= Problem to work on =
Write out the entries word for word, beginning with the first line and stopping after the line that contains "- reply-to-line: Re: Rockleo".

= Given data =
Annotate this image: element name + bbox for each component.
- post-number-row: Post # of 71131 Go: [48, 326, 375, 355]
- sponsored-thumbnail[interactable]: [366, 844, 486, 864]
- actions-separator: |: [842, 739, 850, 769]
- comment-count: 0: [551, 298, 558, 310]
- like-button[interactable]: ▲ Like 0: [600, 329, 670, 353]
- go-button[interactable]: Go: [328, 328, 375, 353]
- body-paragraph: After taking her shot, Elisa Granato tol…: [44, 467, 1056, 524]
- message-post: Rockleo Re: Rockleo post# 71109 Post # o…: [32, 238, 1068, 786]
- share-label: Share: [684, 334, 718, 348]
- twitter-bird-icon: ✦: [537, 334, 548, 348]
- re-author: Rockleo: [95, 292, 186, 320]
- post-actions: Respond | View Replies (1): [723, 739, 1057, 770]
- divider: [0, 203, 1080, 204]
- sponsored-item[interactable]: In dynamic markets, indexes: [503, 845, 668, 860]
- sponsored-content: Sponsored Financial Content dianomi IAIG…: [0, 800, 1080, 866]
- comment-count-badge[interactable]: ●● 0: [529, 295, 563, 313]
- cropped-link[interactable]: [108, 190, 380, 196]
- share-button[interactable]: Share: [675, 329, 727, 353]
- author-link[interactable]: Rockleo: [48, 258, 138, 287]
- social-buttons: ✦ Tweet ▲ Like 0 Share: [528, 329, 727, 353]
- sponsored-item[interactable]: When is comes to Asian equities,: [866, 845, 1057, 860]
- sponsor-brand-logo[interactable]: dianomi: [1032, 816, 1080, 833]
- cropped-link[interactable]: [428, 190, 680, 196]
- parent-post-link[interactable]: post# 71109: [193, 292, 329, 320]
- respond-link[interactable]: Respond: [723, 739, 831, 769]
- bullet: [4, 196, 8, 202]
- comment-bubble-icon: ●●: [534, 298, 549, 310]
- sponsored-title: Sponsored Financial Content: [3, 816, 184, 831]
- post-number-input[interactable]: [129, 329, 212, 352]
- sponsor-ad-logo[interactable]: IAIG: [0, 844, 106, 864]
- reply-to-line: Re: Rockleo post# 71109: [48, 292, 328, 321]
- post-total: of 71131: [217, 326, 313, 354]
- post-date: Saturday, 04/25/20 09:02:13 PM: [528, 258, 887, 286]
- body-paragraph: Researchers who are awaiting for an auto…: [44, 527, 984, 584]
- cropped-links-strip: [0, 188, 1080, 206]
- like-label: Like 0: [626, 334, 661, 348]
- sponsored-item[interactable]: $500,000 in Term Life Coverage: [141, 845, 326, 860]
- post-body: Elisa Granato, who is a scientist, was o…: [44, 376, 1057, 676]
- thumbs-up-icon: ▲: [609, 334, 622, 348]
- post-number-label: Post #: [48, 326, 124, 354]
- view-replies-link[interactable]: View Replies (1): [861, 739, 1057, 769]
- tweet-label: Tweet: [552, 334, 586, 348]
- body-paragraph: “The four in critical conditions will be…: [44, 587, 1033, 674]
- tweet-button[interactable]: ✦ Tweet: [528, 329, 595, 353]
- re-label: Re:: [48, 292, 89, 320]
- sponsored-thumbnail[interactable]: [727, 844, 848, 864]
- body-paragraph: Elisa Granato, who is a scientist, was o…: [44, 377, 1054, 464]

= Response for this exercise =
Annotate this image: element name + bbox for each component.
- post-number-row: Post # of 71131 Go: [48, 326, 375, 355]
- sponsored-thumbnail[interactable]: [366, 844, 486, 864]
- actions-separator: |: [842, 739, 850, 769]
- comment-count: 0: [551, 298, 558, 310]
- like-button[interactable]: ▲ Like 0: [600, 329, 670, 353]
- go-button[interactable]: Go: [328, 328, 375, 353]
- body-paragraph: After taking her shot, Elisa Granato tol…: [44, 467, 1056, 524]
- message-post: Rockleo Re: Rockleo post# 71109 Post # o…: [32, 238, 1068, 786]
- share-label: Share: [684, 334, 718, 348]
- twitter-bird-icon: ✦: [537, 334, 548, 348]
- re-author: Rockleo: [95, 292, 186, 320]
- post-actions: Respond | View Replies (1): [723, 739, 1057, 770]
- divider: [0, 203, 1080, 204]
- sponsored-item[interactable]: In dynamic markets, indexes: [503, 845, 668, 860]
- sponsored-content: Sponsored Financial Content dianomi IAIG…: [0, 800, 1080, 866]
- comment-count-badge[interactable]: ●● 0: [529, 295, 563, 313]
- cropped-link[interactable]: [108, 190, 380, 196]
- share-button[interactable]: Share: [675, 329, 727, 353]
- author-link[interactable]: Rockleo: [48, 258, 138, 287]
- social-buttons: ✦ Tweet ▲ Like 0 Share: [528, 329, 727, 353]
- sponsored-item[interactable]: When is comes to Asian equities,: [866, 845, 1057, 860]
- sponsor-brand-logo[interactable]: dianomi: [1032, 816, 1080, 833]
- cropped-link[interactable]: [428, 190, 680, 196]
- parent-post-link[interactable]: post# 71109: [193, 292, 329, 320]
- respond-link[interactable]: Respond: [723, 739, 831, 769]
- bullet: [4, 196, 8, 202]
- comment-bubble-icon: ●●: [534, 298, 549, 310]
- sponsored-title: Sponsored Financial Content: [3, 816, 184, 831]
- post-number-input[interactable]: [129, 329, 212, 352]
- sponsor-ad-logo[interactable]: IAIG: [0, 844, 106, 864]
- reply-to-line: Re: Rockleo post# 71109: [48, 292, 328, 321]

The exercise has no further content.